## Directions
Every line of the records must be repeated exactly; pictures stay out.

## Raw data
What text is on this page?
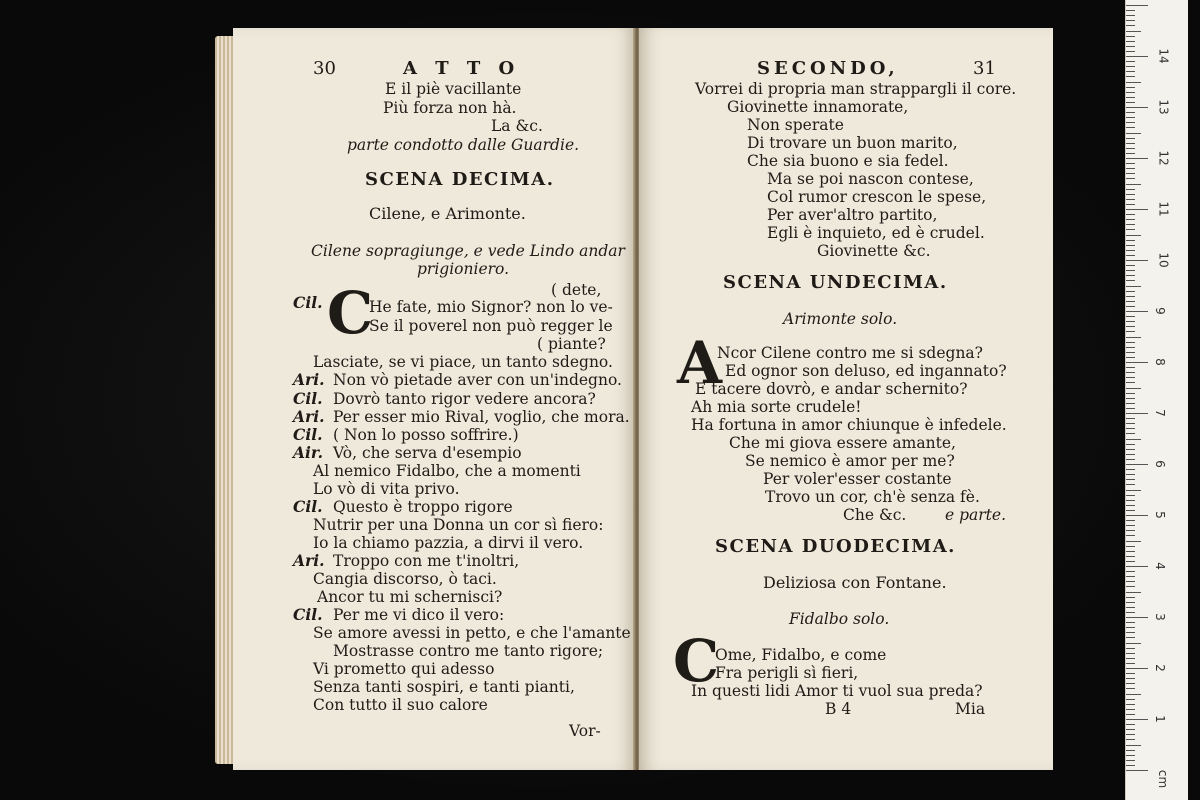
30	A T T O
E il piè vacillante
Più forza non hà.
La &c.
parte condotto dalle Guardie.
SCENA DECIMA.
Cilene, e Arimonte.
Cilene sopragiunge, e vede Lindo andar
prigioniero.
( dete,
Cil. C
He fate, mio Signor? non lo ve-
Se il poverel non può regger le
( piante?
Lasciate, se vi piace, un tanto sdegno.
Ari. Non vò pietade aver con un'indegno.
Cil. Dovrò tanto rigor vedere ancora?
Ari. Per esser mio Rival, voglio, che mora.
Cil. ( Non lo posso soffrire.)
Air. Vò, che serva d'esempio
Al nemico Fidalbo, che a momenti
Lo vò di vita privo.
Cil. Questo è troppo rigore
Nutrir per una Donna un cor sì fiero:
Io la chiamo pazzia, a dirvi il vero.
Ari. Troppo con me t'inoltri,
Cangia discorso, ò taci.
Ancor tu mi schernisci?
Cil. Per me vi dico il vero:
Se amore avessi in petto, e che l'amante
Mostrasse contro me tanto rigore;
Vi prometto qui adesso
Senza tanti sospiri, e tanti pianti,
Con tutto il suo calore
Vor-
SECONDO,	31
Vorrei di propria man strappargli il core.
Giovinette innamorate,
Non sperate
Di trovare un buon marito,
Che sia buono e sia fedel.
Ma se poi nascon contese,
Col rumor crescon le spese,
Per aver'altro partito,
Egli è inquieto, ed è crudel.
Giovinette &c.
SCENA UNDECIMA.
Arimonte solo.
A
Ncor Cilene contro me si sdegna?
Ed ognor son deluso, ed ingannato?
E tacere dovrò, e andar schernito?
Ah mia sorte crudele!
Ha fortuna in amor chiunque è infedele.
Che mi giova essere amante,
Se nemico è amor per me?
Per voler'esser costante
Trovo un cor, ch'è senza fè.
Che &c. e parte.
SCENA DUODECIMA.
Deliziosa con Fontane.
Fidalbo solo.
C
Ome, Fidalbo, e come
Fra perigli sì fieri,
In questi lidi Amor ti vuol sua preda?
B 4	Mia
1
2
3
4
5
6
7
8
9
10
11
12
13
14
cm
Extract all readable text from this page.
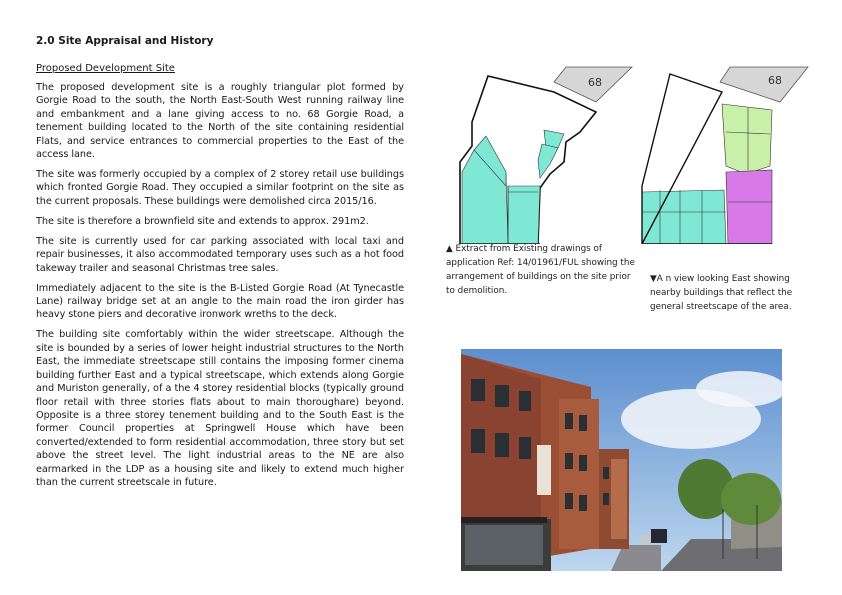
2.0 Site Appraisal and History
Proposed Development Site

The proposed development site is a roughly triangular plot formed by Gorgie Road to the south, the North East-South West running railway line and embankment and a lane giving access to no. 68 Gorgie Road, a tenement building located to the North of the site containing residential Flats, and service entrances to commercial properties to the East of the access lane.

The site was formerly occupied by a complex of 2 storey retail use buildings which fronted Gorgie Road. They occupied a similar footprint on the site as the current proposals. These buildings were demolished circa 2015/16.

The site is therefore a brownfield site and extends to approx. 291m2.

The site is currently used for car parking associated with local taxi and repair businesses, it also accommodated temporary uses such as a hot food takeway trailer and seasonal Christmas tree sales.

Immediately adjacent to the site is the B-Listed Gorgie Road (At Tynecastle Lane) railway bridge set at an angle to the main road the iron girder has heavy stone piers and decorative ironwork wreths to the deck.

The building site comfortably within the wider streetscape. Although the site is bounded by a series of lower height industrial structures to the North East, the immediate streetscape still contains the imposing former cinema building further East and a typical streetscape, which extends along Gorgie and Muriston generally, of a the 4 storey residential blocks (typically ground floor retail with three stories flats about to main thoroughare) beyond. Opposite is a three storey tenement building and to the South East is the former Council properties at Springwell House which have been converted/extended to form residential accommodation, three story but set above the street level. The light industrial areas to the NE are also earmarked in the LDP as a housing site and likely to extend much higher than the current streetscale in future.

68	68
▲ Extract from Existing drawings of application Ref: 14/01961/FUL showing the arrangement of buildings on the site prior to demolition.
▼A n view looking East showing nearby buildings that reflect the general streetscape of the area.
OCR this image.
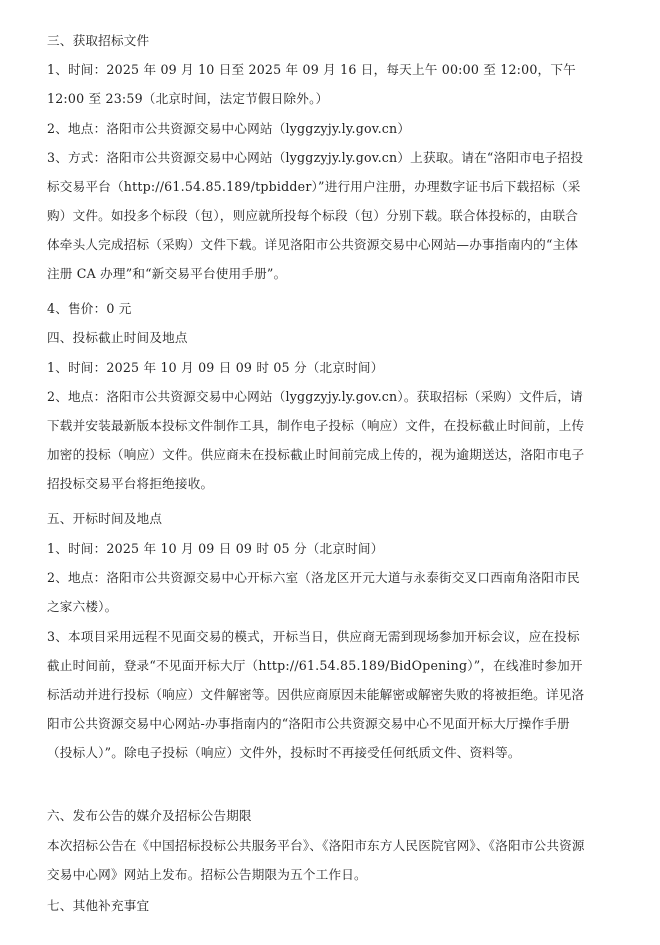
三、获取招标文件
1、时间：2025 年 09 月 10 日至 2025 年 09 月 16 日，每天上午 00:00 至 12:00，下午 12:00 至 23:59（北京时间，法定节假日除外。）
2、地点：洛阳市公共资源交易中心网站（lyggzyjy.ly.gov.cn）
3、方式：洛阳市公共资源交易中心网站（lyggzyjy.ly.gov.cn）上获取。请在“洛阳市电子招投标交易平台（http://61.54.85.189/tpbidder）”进行用户注册，办理数字证书后下载招标（采购）文件。如投多个标段（包），则应就所投每个标段（包）分别下载。联合体投标的，由联合体牵头人完成招标（采购）文件下载。详见洛阳市公共资源交易中心网站—办事指南内的“主体注册 CA 办理”和“新交易平台使用手册”。
4、售价：0 元
四、投标截止时间及地点
1、时间：2025 年 10 月 09 日 09 时 05 分（北京时间）
2、地点：洛阳市公共资源交易中心网站（lyggzyjy.ly.gov.cn）。获取招标（采购）文件后，请下载并安装最新版本投标文件制作工具，制作电子投标（响应）文件，在投标截止时间前，上传加密的投标（响应）文件。供应商未在投标截止时间前完成上传的，视为逾期送达，洛阳市电子招投标交易平台将拒绝接收。
五、开标时间及地点
1、时间：2025 年 10 月 09 日 09 时 05 分（北京时间）
2、地点：洛阳市公共资源交易中心开标六室（洛龙区开元大道与永泰街交叉口西南角洛阳市民之家六楼）。
3、本项目采用远程不见面交易的模式，开标当日，供应商无需到现场参加开标会议，应在投标截止时间前，登录“不见面开标大厅（http://61.54.85.189/BidOpening）”，在线准时参加开标活动并进行投标（响应）文件解密等。因供应商原因未能解密或解密失败的将被拒绝。详见洛阳市公共资源交易中心网站-办事指南内的“洛阳市公共资源交易中心不见面开标大厅操作手册（投标人）”。除电子投标（响应）文件外，投标时不再接受任何纸质文件、资料等。
六、发布公告的媒介及招标公告期限
本次招标公告在《中国招标投标公共服务平台》、《洛阳市东方人民医院官网》、《洛阳市公共资源交易中心网》网站上发布。招标公告期限为五个工作日。
七、其他补充事宜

## Exercise result
What text is on this page?
30	A T T O
E il piè vacillante
Più forza non hà.
La &c.
parte condotto dalle Guardie.
SCENA DECIMA.
Cilene, e Arimonte.
Cilene sopragiunge, e vede Lindo andar
prigioniero.
( dete,
Cil. C
He fate, mio Signor? non lo ve-
Se il poverel non può regger le
( piante?
Lasciate, se vi piace, un tanto sdegno.
Ari. Non vò pietade aver con un'indegno.
Cil. Dovrò tanto rigor vedere ancora?
Ari. Per esser mio Rival, voglio, che mora.
Cil. ( Non lo posso soffrire.)
Air. Vò, che serva d'esempio
Al nemico Fidalbo, che a momenti
Lo vò di vita privo.
Cil. Questo è troppo rigore
Nutrir per una Donna un cor sì fiero:
Io la chiamo pazzia, a dirvi il vero.
Ari. Troppo con me t'inoltri,
Cangia discorso, ò taci.
Ancor tu mi schernisci?
Cil. Per me vi dico il vero:
Se amore avessi in petto, e che l'amante
Mostrasse contro me tanto rigore;
Vi prometto qui adesso
Senza tanti sospiri, e tanti pianti,
Con tutto il suo calore
Vor-
SECONDO,	31
Vorrei di propria man strappargli il core.
Giovinette innamorate,
Non sperate
Di trovare un buon marito,
Che sia buono e sia fedel.
Ma se poi nascon contese,
Col rumor crescon le spese,
Per aver'altro partito,
Egli è inquieto, ed è crudel.
Giovinette &c.
SCENA UNDECIMA.
Arimonte solo.
A
Ncor Cilene contro me si sdegna?
Ed ognor son deluso, ed ingannato?
E tacere dovrò, e andar schernito?
Ah mia sorte crudele!
Ha fortuna in amor chiunque è infedele.
Che mi giova essere amante,
Se nemico è amor per me?
Per voler'esser costante
Trovo un cor, ch'è senza fè.
Che &c. e parte.
SCENA DUODECIMA.
Deliziosa con Fontane.
Fidalbo solo.
C
Ome, Fidalbo, e come
Fra perigli sì fieri,
In questi lidi Amor ti vuol sua preda?
B 4	Mia
1
2
3
4
5
6
7
8
9
10
11
12
13
14
cm
Extract all readable text from this page.
2.0 Site Appraisal and History
Proposed Development Site

The proposed development site is a roughly triangular plot formed by Gorgie Road to the south, the North East-South West running railway line and embankment and a lane giving access to no. 68 Gorgie Road, a tenement building located to the North of the site containing residential Flats, and service entrances to commercial properties to the East of the access lane.

The site was formerly occupied by a complex of 2 storey retail use buildings which fronted Gorgie Road. They occupied a similar footprint on the site as the current proposals. These buildings were demolished circa 2015/16.

The site is therefore a brownfield site and extends to approx. 291m2.

The site is currently used for car parking associated with local taxi and repair businesses, it also accommodated temporary uses such as a hot food takeway trailer and seasonal Christmas tree sales.

Immediately adjacent to the site is the B-Listed Gorgie Road (At Tynecastle Lane) railway bridge set at an angle to the main road the iron girder has heavy stone piers and decorative ironwork wreths to the deck.

The building site comfortably within the wider streetscape. Although the site is bounded by a series of lower height industrial structures to the North East, the immediate streetscape still contains the imposing former cinema building further East and a typical streetscape, which extends along Gorgie and Muriston generally, of a the 4 storey residential blocks (typically ground floor retail with three stories flats about to main thoroughare) beyond. Opposite is a three storey tenement building and to the South East is the former Council properties at Springwell House which have been converted/extended to form residential accommodation, three story but set above the street level. The light industrial areas to the NE are also earmarked in the LDP as a housing site and likely to extend much higher than the current streetscale in future.

68	68
▲ Extract from Existing drawings of application Ref: 14/01961/FUL showing the arrangement of buildings on the site prior to demolition.
▼A n view looking East showing nearby buildings that reflect the general streetscape of the area.
OCR this image.
三、获取招标文件
1、时间：2025 年 09 月 10 日至 2025 年 09 月 16 日，每天上午 00:00 至 12:00，下午 12:00 至 23:59（北京时间，法定节假日除外。）
2、地点：洛阳市公共资源交易中心网站（lyggzyjy.ly.gov.cn）
3、方式：洛阳市公共资源交易中心网站（lyggzyjy.ly.gov.cn）上获取。请在“洛阳市电子招投标交易平台（http://61.54.85.189/tpbidder）”进行用户注册，办理数字证书后下载招标（采购）文件。如投多个标段（包），则应就所投每个标段（包）分别下载。联合体投标的，由联合体牵头人完成招标（采购）文件下载。详见洛阳市公共资源交易中心网站—办事指南内的“主体注册 CA 办理”和“新交易平台使用手册”。
4、售价：0 元
四、投标截止时间及地点
1、时间：2025 年 10 月 09 日 09 时 05 分（北京时间）
2、地点：洛阳市公共资源交易中心网站（lyggzyjy.ly.gov.cn）。获取招标（采购）文件后，请下载并安装最新版本投标文件制作工具，制作电子投标（响应）文件，在投标截止时间前，上传加密的投标（响应）文件。供应商未在投标截止时间前完成上传的，视为逾期送达，洛阳市电子招投标交易平台将拒绝接收。
五、开标时间及地点
1、时间：2025 年 10 月 09 日 09 时 05 分（北京时间）
2、地点：洛阳市公共资源交易中心开标六室（洛龙区开元大道与永泰街交叉口西南角洛阳市民之家六楼）。
3、本项目采用远程不见面交易的模式，开标当日，供应商无需到现场参加开标会议，应在投标截止时间前，登录“不见面开标大厅（http://61.54.85.189/BidOpening）”，在线准时参加开标活动并进行投标（响应）文件解密等。因供应商原因未能解密或解密失败的将被拒绝。详见洛阳市公共资源交易中心网站-办事指南内的“洛阳市公共资源交易中心不见面开标大厅操作手册（投标人）”。除电子投标（响应）文件外，投标时不再接受任何纸质文件、资料等。
六、发布公告的媒介及招标公告期限
本次招标公告在《中国招标投标公共服务平台》、《洛阳市东方人民医院官网》、《洛阳市公共资源交易中心网》网站上发布。招标公告期限为五个工作日。
七、其他补充事宜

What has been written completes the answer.